- _Exercise requirements_
Scan each line of the records for the word "dass" and extract the ones that have it.

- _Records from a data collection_
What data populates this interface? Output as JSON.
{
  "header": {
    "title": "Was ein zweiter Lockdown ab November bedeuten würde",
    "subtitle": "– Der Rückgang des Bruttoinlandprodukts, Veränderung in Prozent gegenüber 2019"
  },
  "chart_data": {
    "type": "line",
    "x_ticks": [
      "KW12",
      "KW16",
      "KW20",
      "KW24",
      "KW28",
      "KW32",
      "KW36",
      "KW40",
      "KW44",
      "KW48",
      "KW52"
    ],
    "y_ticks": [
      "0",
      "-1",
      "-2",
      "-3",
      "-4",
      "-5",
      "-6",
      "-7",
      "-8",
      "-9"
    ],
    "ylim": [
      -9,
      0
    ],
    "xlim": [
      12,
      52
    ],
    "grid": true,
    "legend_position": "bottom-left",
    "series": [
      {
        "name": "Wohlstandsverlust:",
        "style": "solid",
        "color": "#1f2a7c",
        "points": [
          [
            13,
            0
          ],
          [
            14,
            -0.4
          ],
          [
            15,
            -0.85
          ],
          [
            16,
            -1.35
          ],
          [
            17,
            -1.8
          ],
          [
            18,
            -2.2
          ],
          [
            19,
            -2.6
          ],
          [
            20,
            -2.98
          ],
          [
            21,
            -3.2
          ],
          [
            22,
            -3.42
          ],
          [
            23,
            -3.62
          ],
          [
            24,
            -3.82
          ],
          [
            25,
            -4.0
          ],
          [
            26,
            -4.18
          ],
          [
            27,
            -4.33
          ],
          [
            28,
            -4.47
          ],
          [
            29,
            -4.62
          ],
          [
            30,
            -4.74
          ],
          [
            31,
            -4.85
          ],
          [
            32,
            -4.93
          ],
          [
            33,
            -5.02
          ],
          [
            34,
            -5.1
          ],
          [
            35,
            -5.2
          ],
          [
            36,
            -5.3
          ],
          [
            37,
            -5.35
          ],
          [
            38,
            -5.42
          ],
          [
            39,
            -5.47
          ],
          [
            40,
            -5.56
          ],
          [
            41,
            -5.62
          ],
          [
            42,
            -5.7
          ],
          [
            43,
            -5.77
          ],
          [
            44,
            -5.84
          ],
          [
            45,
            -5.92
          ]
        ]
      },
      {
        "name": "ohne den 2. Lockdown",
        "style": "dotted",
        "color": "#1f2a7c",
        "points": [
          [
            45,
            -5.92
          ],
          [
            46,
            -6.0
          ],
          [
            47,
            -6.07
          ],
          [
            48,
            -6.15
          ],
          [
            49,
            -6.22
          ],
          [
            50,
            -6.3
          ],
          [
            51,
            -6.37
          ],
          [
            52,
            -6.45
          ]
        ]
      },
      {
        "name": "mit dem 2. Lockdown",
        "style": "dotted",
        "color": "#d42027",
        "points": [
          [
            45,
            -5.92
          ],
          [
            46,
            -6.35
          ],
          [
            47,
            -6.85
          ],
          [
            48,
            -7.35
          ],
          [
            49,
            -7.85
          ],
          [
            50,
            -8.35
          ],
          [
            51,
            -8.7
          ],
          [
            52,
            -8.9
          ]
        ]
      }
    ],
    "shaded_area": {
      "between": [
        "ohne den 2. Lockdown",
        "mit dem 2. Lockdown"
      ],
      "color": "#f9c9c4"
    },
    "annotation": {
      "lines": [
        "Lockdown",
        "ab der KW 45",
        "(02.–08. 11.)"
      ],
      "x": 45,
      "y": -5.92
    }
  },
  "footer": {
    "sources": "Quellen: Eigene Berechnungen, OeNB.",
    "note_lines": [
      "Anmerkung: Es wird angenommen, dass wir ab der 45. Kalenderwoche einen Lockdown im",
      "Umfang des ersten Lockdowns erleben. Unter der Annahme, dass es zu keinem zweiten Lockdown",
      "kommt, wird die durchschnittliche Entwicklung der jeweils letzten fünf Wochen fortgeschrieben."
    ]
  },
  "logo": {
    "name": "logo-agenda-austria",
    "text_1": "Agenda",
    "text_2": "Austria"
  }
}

- _Response for this exercise_
      "Anmerkung: Es wird angenommen, dass wir ab der 45. Kalenderwoche einen Lockdown im",
      "Umfang des ersten Lockdowns erleben. Unter der Annahme, dass es zu keinem zweiten Lockdown",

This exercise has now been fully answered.